== Action item ==
Say how many lines in the entries below mention "Gefälle", with no other words.

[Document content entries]
==========
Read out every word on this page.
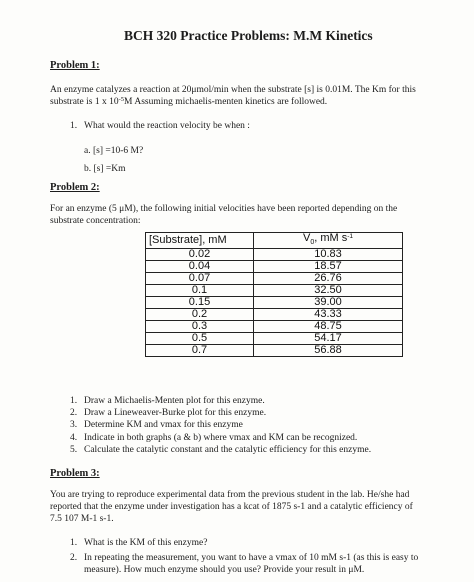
BCH 320 Practice Problems: M.M Kinetics
Problem 1:
An enzyme catalyzes a reaction at 20μmol/min when the substrate [s] is 0.01M. The Km for this
substrate is 1 x $10^{-5}M$ Assuming michaelis-menten kinetics are followed.
1. What would the reaction velocity be when :
a. [s] =10-6 M?
b. [s] =Km
Problem 2:
For an enzyme (5 μM), the following initial velocities have been reported depending on the
substrate concentration:
[Substrate], mM	$V_0$, mM $s^{-1}$
0.02	10.83
0.04	18.57
0.07	26.76
0.1	32.50
0.15	39.00
0.2	43.33
0.3	48.75
0.5	54.17
0.7	56.88
1. Draw a Michaelis-Menten plot for this enzyme.
2. Draw a Lineweaver-Burke plot for this enzyme.
3. Determine KM and vmax for this enzyme
4. Indicate in both graphs (a & b) where vmax and KM can be recognized.
5. Calculate the catalytic constant and the catalytic efficiency for this enzyme.
Problem 3:
You are trying to reproduce experimental data from the previous student in the lab. He/she had
reported that the enzyme under investigation has a kcat of 1875 s-1 and a catalytic efficiency of
7.5 107 M-1 s-1.
1. What is the KM of this enzyme?
2. In repeating the measurement, you want to have a vmax of 10 mM s-1 (as this is easy to
measure). How much enzyme should you use? Provide your result in μM.
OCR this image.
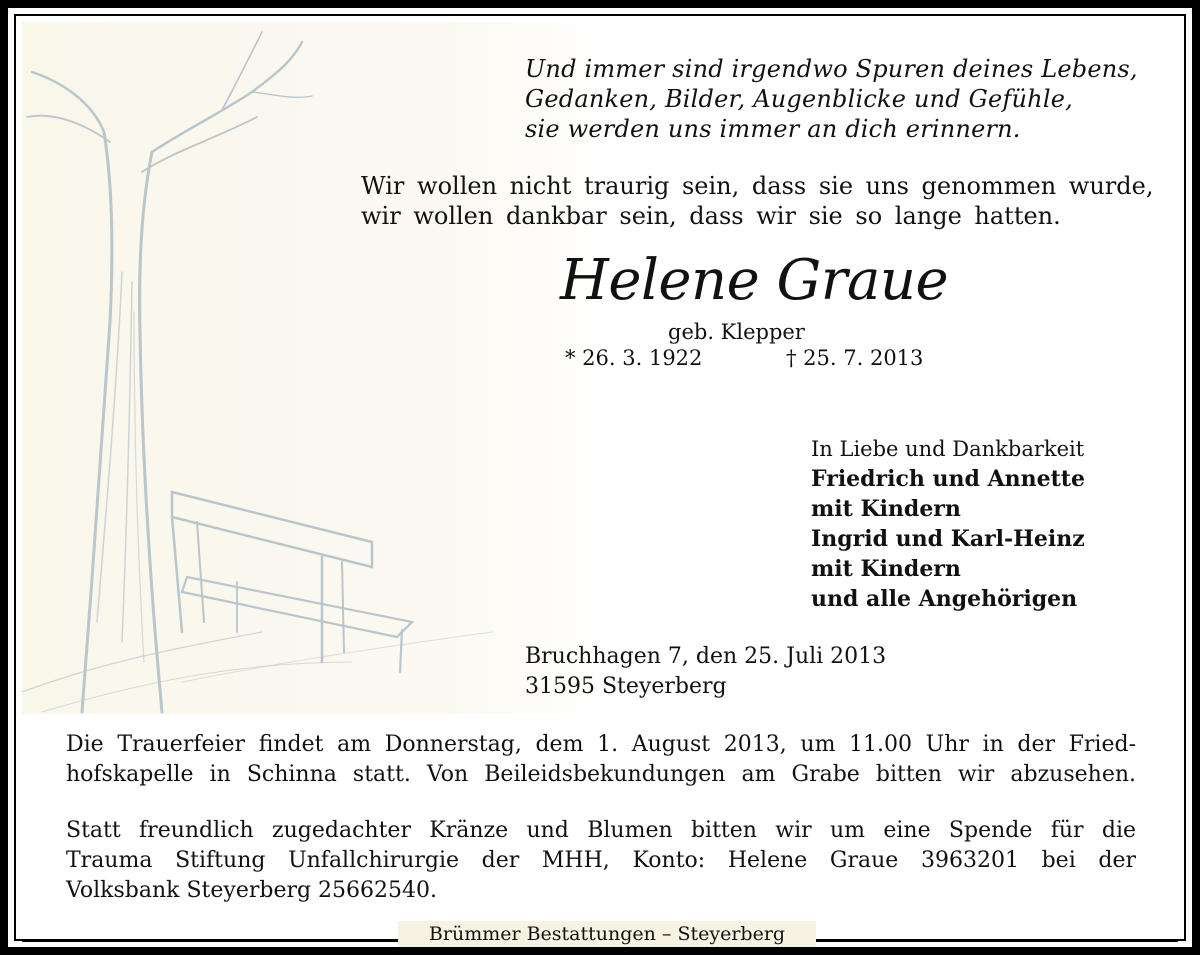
Und immer sind irgendwo Spuren deines Lebens,
Gedanken, Bilder, Augenblicke und Gefühle,
sie werden uns immer an dich erinnern.
Wir wollen nicht traurig sein, dass sie uns genommen wurde,
wir wollen dankbar sein, dass wir sie so lange hatten.
Helene Graue
geb. Klepper
* 26. 3. 1922	† 25. 7. 2013
In Liebe und Dankbarkeit
Friedrich und Annette
mit Kindern
Ingrid und Karl-Heinz
mit Kindern
und alle Angehörigen
Bruchhagen 7, den 25. Juli 2013
31595 Steyerberg
Die Trauerfeier findet am Donnerstag, dem 1. August 2013, um 11.00 Uhr in der Fried-
hofskapelle in Schinna statt. Von Beileidsbekundungen am Grabe bitten wir abzusehen.
Statt freundlich zugedachter Kränze und Blumen bitten wir um eine Spende für die
Trauma Stiftung Unfallchirurgie der MHH, Konto: Helene Graue 3963201 bei der
Volksbank Steyerberg 25662540.
Brümmer Bestattungen – Steyerberg
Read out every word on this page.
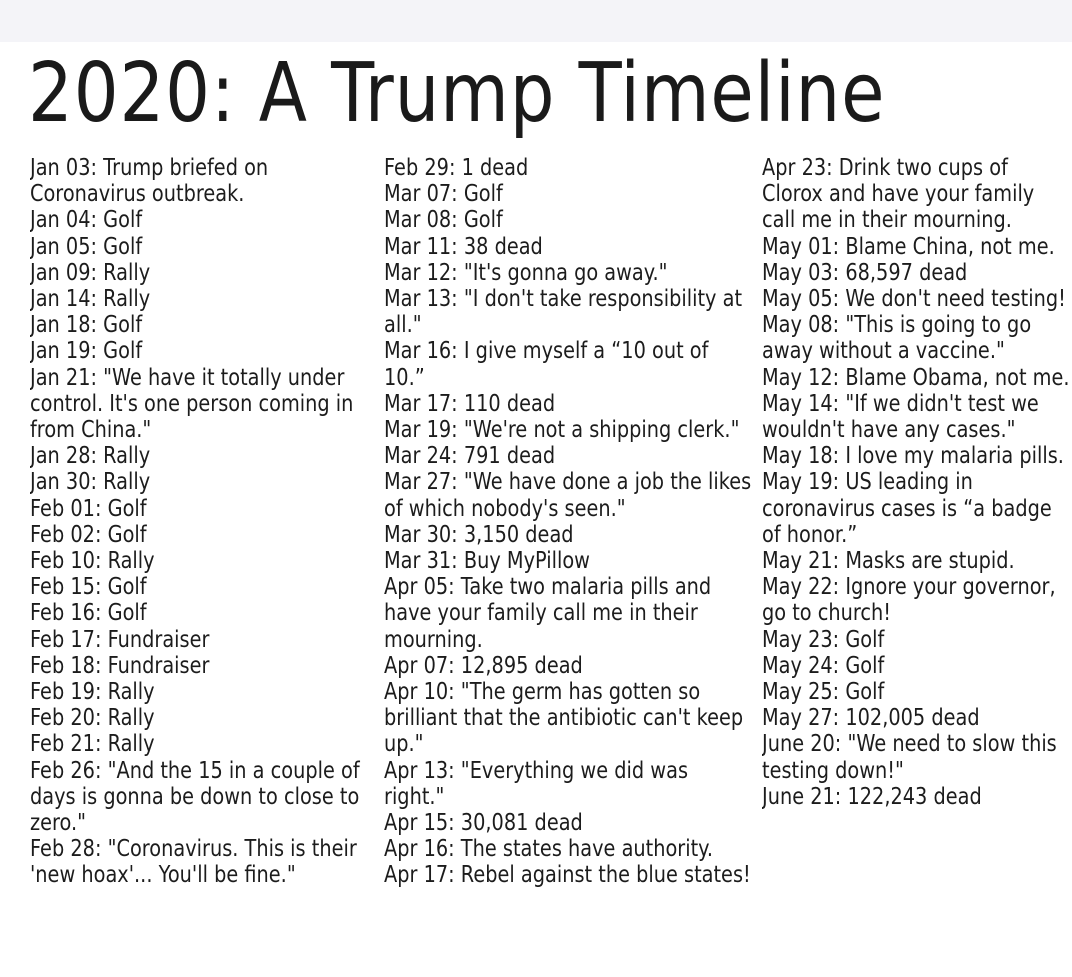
2020: A Trump Timeline
Jan 03 : Trump briefed on Coronavirus outbreak.
Jan 04 : Golf
Jan 05 : Golf
Jan 09 : Rally
Jan 14 : Rally
Jan 18 : Golf
Jan 19 : Golf
Jan 21 : "We have it totally under control. It's one person coming in from China."
Jan 28 : Rally
Jan 30 : Rally
Feb 01 : Golf
Feb 02 : Golf
Feb 10 : Rally
Feb 15 : Golf
Feb 16 : Golf
Feb 17 : Fundraiser
Feb 18 : Fundraiser
Feb 19 : Rally
Feb 20 : Rally
Feb 21 : Rally
Feb 26 : "And the 15 in a couple of days is gonna be down to close to zero."
Feb 28 : "Coronavirus. This is their 'new hoax'... You'll be fine."
Feb 29 : 1 dead
Mar 07 : Golf
Mar 08 : Golf
Mar 11 : 38 dead
Mar 12 : "It's gonna go away."
Mar 13 : "I don't take responsibility at all."
Mar 16 : I give myself a “10 out of 10.”
Mar 17 : 110 dead
Mar 19 : "We're not a shipping clerk."
Mar 24 : 791 dead
Mar 27 : "We have done a job the likes of which nobody's seen."
Mar 30 : 3,150 dead
Mar 31 : Buy MyPillow
Apr 05 : Take two malaria pills and have your family call me in their mourning.
Apr 07 : 12,895 dead
Apr 10 : "The germ has gotten so brilliant that the antibiotic can't keep up."
Apr 13 : "Everything we did was right."
Apr 15 : 30,081 dead
Apr 16 : The states have authority.
Apr 17 : Rebel against the blue states!
Apr 23 : Drink two cups of Clorox and have your family call me in their mourning.
May 01 : Blame China, not me.
May 03 : 68,597 dead
May 05 : We don't need testing!
May 08 : "This is going to go away without a vaccine."
May 12 : Blame Obama, not me.
May 14 : "If we didn't test we wouldn't have any cases."
May 18 : I love my malaria pills.
May 19 : US leading in coronavirus cases is “a badge of honor.”
May 21 : Masks are stupid.
May 22 : Ignore your governor, go to church!
May 23 : Golf
May 24 : Golf
May 25 : Golf
May 27 : 102,005 dead
June 20 : "We need to slow this testing down!"
June 21 : 122,243 dead
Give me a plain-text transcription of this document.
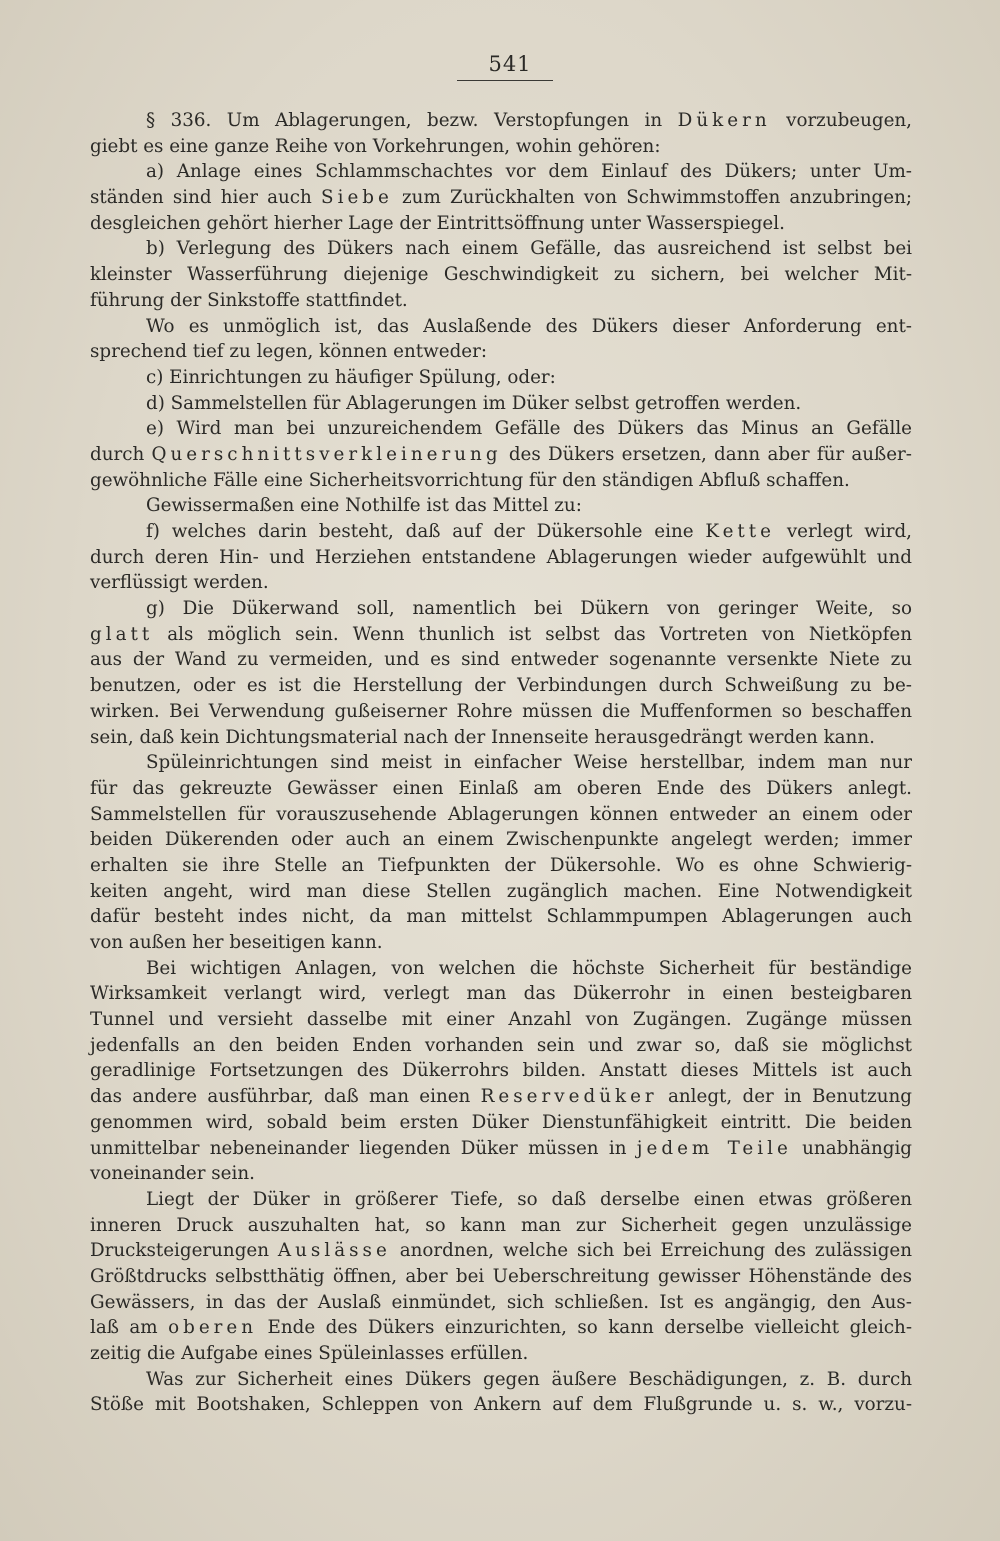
541
§ 336. Um Ablagerungen, bezw. Verstopfungen in Dükern vorzubeugen,
giebt es eine ganze Reihe von Vorkehrungen, wohin gehören:
a) Anlage eines Schlammschachtes vor dem Einlauf des Dükers; unter Um-
ständen sind hier auch Siebe zum Zurückhalten von Schwimmstoffen anzubringen;
desgleichen gehört hierher Lage der Eintrittsöffnung unter Wasserspiegel.
b) Verlegung des Dükers nach einem Gefälle, das ausreichend ist selbst bei
kleinster Wasserführung diejenige Geschwindigkeit zu sichern, bei welcher Mit-
führung der Sinkstoffe stattfindet.
Wo es unmöglich ist, das Auslaßende des Dükers dieser Anforderung ent-
sprechend tief zu legen, können entweder:
c) Einrichtungen zu häufiger Spülung, oder:
d) Sammelstellen für Ablagerungen im Düker selbst getroffen werden.
e) Wird man bei unzureichendem Gefälle des Dükers das Minus an Gefälle
durch Querschnittsverkleinerung des Dükers ersetzen, dann aber für außer-
gewöhnliche Fälle eine Sicherheitsvorrichtung für den ständigen Abfluß schaffen.
Gewissermaßen eine Nothilfe ist das Mittel zu:
f) welches darin besteht, daß auf der Dükersohle eine Kette verlegt wird,
durch deren Hin- und Herziehen entstandene Ablagerungen wieder aufgewühlt und
verflüssigt werden.
g) Die Dükerwand soll, namentlich bei Dükern von geringer Weite, so
glatt als möglich sein. Wenn thunlich ist selbst das Vortreten von Nietköpfen
aus der Wand zu vermeiden, und es sind entweder sogenannte versenkte Niete zu
benutzen, oder es ist die Herstellung der Verbindungen durch Schweißung zu be-
wirken. Bei Verwendung gußeiserner Rohre müssen die Muffenformen so beschaffen
sein, daß kein Dichtungsmaterial nach der Innenseite herausgedrängt werden kann.
Spüleinrichtungen sind meist in einfacher Weise herstellbar, indem man nur
für das gekreuzte Gewässer einen Einlaß am oberen Ende des Dükers anlegt.
Sammelstellen für vorauszusehende Ablagerungen können entweder an einem oder
beiden Dükerenden oder auch an einem Zwischenpunkte angelegt werden; immer
erhalten sie ihre Stelle an Tiefpunkten der Dükersohle. Wo es ohne Schwierig-
keiten angeht, wird man diese Stellen zugänglich machen. Eine Notwendigkeit
dafür besteht indes nicht, da man mittelst Schlammpumpen Ablagerungen auch
von außen her beseitigen kann.
Bei wichtigen Anlagen, von welchen die höchste Sicherheit für beständige
Wirksamkeit verlangt wird, verlegt man das Dükerrohr in einen besteigbaren
Tunnel und versieht dasselbe mit einer Anzahl von Zugängen. Zugänge müssen
jedenfalls an den beiden Enden vorhanden sein und zwar so, daß sie möglichst
geradlinige Fortsetzungen des Dükerrohrs bilden. Anstatt dieses Mittels ist auch
das andere ausführbar, daß man einen Reservedüker anlegt, der in Benutzung
genommen wird, sobald beim ersten Düker Dienstunfähigkeit eintritt. Die beiden
unmittelbar nebeneinander liegenden Düker müssen in jedem Teile unabhängig
voneinander sein.
Liegt der Düker in größerer Tiefe, so daß derselbe einen etwas größeren
inneren Druck auszuhalten hat, so kann man zur Sicherheit gegen unzulässige
Drucksteigerungen Auslässe anordnen, welche sich bei Erreichung des zulässigen
Größtdrucks selbstthätig öffnen, aber bei Ueberschreitung gewisser Höhenstände des
Gewässers, in das der Auslaß einmündet, sich schließen. Ist es angängig, den Aus-
laß am oberen Ende des Dükers einzurichten, so kann derselbe vielleicht gleich-
zeitig die Aufgabe eines Spüleinlasses erfüllen.
Was zur Sicherheit eines Dükers gegen äußere Beschädigungen, z. B. durch
Stöße mit Bootshaken, Schleppen von Ankern auf dem Flußgrunde u. s. w., vorzu-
==========
== Result of the task ==
2